━━━ Given data

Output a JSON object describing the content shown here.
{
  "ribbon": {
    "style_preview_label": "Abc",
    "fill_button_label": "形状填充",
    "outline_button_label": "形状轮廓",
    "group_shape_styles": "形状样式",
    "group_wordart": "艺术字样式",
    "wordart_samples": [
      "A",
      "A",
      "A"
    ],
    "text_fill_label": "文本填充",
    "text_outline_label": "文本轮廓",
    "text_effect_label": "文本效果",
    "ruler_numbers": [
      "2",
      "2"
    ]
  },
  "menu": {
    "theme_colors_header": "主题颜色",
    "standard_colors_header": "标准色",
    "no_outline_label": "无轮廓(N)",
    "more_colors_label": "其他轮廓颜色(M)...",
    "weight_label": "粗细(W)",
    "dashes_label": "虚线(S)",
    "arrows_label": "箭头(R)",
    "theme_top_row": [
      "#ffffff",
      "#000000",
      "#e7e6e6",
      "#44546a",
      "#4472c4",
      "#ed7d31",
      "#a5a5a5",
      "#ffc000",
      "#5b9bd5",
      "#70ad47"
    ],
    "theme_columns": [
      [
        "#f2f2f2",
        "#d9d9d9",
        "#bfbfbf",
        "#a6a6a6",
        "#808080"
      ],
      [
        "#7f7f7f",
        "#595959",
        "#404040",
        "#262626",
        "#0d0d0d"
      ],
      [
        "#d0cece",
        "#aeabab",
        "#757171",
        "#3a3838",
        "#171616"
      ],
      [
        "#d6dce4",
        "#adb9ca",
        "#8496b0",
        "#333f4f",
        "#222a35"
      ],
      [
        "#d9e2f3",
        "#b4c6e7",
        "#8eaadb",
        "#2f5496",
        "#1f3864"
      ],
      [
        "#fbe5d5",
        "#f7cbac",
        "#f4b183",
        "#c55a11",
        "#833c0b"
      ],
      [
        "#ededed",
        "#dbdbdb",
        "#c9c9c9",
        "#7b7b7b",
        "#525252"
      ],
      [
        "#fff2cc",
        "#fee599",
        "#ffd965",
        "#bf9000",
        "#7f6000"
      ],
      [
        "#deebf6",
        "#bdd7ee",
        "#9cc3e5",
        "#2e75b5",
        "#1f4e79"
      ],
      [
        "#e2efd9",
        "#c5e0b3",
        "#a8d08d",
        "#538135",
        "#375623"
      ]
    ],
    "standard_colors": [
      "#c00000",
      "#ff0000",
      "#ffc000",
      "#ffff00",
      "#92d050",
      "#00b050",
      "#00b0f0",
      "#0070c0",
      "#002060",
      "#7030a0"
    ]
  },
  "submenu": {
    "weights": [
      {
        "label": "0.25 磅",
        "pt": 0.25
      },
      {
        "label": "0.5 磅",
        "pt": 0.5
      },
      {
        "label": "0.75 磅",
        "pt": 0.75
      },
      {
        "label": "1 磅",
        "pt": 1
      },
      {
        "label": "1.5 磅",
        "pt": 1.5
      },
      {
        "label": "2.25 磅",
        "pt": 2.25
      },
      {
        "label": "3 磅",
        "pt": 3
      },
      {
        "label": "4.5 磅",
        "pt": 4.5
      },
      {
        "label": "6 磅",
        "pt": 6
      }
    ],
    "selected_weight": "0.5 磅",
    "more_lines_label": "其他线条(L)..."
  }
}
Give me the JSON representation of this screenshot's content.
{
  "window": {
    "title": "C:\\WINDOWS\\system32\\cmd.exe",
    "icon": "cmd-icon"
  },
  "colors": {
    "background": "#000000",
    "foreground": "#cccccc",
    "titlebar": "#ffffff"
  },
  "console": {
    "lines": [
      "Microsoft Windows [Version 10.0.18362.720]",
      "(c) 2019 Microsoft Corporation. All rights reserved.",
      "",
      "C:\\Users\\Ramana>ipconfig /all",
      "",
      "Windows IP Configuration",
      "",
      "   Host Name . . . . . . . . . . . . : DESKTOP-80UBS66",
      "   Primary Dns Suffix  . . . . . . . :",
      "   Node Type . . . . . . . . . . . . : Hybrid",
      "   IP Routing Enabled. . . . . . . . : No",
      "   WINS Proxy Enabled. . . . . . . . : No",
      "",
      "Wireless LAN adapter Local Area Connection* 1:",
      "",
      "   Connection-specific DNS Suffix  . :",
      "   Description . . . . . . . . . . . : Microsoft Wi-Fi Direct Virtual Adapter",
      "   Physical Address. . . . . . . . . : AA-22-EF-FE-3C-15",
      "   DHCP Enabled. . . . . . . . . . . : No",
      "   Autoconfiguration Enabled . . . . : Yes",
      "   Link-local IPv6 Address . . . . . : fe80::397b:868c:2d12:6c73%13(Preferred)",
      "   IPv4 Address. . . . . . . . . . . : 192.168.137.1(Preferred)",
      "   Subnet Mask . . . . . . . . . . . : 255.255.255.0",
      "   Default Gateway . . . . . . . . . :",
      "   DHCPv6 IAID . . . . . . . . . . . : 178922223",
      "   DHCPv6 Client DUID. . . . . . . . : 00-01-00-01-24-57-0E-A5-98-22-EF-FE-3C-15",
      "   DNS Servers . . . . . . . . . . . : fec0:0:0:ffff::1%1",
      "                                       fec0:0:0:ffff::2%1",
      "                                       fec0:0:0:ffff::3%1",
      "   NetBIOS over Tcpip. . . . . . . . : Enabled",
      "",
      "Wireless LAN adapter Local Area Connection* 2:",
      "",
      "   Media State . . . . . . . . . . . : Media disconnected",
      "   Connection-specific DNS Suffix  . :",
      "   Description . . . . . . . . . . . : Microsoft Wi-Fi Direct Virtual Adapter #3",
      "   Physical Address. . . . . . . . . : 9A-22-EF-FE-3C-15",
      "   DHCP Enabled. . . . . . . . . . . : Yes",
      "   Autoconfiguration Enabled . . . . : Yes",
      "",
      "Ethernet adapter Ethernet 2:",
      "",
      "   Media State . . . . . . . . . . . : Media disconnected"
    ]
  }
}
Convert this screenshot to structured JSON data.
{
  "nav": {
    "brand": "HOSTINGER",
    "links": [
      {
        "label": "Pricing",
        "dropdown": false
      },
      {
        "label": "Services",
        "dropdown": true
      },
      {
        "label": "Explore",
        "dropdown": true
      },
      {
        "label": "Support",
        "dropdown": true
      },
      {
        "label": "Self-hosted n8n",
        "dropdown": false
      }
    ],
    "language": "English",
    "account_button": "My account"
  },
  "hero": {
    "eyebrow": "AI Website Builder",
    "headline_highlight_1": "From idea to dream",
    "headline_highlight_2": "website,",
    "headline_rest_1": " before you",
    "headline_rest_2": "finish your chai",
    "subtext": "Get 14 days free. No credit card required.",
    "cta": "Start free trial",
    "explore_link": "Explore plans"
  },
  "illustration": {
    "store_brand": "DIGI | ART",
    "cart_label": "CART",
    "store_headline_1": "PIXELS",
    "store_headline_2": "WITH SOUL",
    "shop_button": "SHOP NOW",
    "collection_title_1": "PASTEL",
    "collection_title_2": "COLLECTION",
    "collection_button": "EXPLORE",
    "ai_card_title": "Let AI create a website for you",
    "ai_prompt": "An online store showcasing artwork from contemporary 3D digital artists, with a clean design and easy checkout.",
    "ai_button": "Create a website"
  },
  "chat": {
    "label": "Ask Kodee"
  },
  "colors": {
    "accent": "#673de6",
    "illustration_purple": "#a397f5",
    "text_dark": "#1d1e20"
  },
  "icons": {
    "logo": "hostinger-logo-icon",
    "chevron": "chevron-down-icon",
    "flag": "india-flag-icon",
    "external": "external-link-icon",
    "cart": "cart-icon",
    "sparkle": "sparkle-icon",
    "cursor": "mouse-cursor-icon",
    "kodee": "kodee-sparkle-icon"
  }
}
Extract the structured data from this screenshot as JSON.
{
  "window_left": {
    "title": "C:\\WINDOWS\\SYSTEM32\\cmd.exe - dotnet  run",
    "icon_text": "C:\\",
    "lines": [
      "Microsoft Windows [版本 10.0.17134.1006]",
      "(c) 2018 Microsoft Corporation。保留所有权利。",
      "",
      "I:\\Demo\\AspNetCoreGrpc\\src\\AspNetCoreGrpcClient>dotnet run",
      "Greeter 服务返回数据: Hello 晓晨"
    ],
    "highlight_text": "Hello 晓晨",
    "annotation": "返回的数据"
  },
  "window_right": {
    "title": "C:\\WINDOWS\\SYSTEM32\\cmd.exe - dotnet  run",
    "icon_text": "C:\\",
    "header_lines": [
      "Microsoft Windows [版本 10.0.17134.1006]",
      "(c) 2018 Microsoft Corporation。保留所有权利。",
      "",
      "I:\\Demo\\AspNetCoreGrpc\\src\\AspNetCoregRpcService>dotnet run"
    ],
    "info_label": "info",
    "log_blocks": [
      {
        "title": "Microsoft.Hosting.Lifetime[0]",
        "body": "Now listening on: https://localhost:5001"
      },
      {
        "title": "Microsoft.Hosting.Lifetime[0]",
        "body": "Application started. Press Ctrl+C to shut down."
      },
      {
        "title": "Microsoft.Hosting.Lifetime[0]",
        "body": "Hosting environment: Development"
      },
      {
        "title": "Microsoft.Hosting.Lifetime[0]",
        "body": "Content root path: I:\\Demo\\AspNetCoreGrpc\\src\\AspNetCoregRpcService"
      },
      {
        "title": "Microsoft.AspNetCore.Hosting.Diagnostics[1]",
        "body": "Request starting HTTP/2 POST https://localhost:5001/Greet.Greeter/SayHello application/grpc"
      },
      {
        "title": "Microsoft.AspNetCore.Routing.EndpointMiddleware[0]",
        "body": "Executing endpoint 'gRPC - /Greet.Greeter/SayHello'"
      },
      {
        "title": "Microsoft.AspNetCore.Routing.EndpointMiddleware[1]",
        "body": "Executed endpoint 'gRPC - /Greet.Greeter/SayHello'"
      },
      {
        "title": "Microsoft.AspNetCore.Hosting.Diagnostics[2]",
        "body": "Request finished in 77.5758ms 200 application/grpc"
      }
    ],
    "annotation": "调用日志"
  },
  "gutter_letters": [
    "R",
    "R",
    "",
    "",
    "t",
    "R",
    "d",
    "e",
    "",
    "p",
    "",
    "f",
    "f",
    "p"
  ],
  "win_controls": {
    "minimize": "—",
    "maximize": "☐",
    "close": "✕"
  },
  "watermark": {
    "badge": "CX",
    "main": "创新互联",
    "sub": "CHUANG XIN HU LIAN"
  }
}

━━━━━━

Exercise aim ▸
Select every line of the records holding the string "Address".

In response ▸
      "   Physical Address. . . . . . . . . : AA-22-EF-FE-3C-15",
      "   Link-local IPv6 Address . . . . . : fe80::397b:868c:2d12:6c73%13(Preferred)",
      "   IPv4 Address. . . . . . . . . . . : 192.168.137.1(Preferred)",
      "   Physical Address. . . . . . . . . : 9A-22-EF-FE-3C-15",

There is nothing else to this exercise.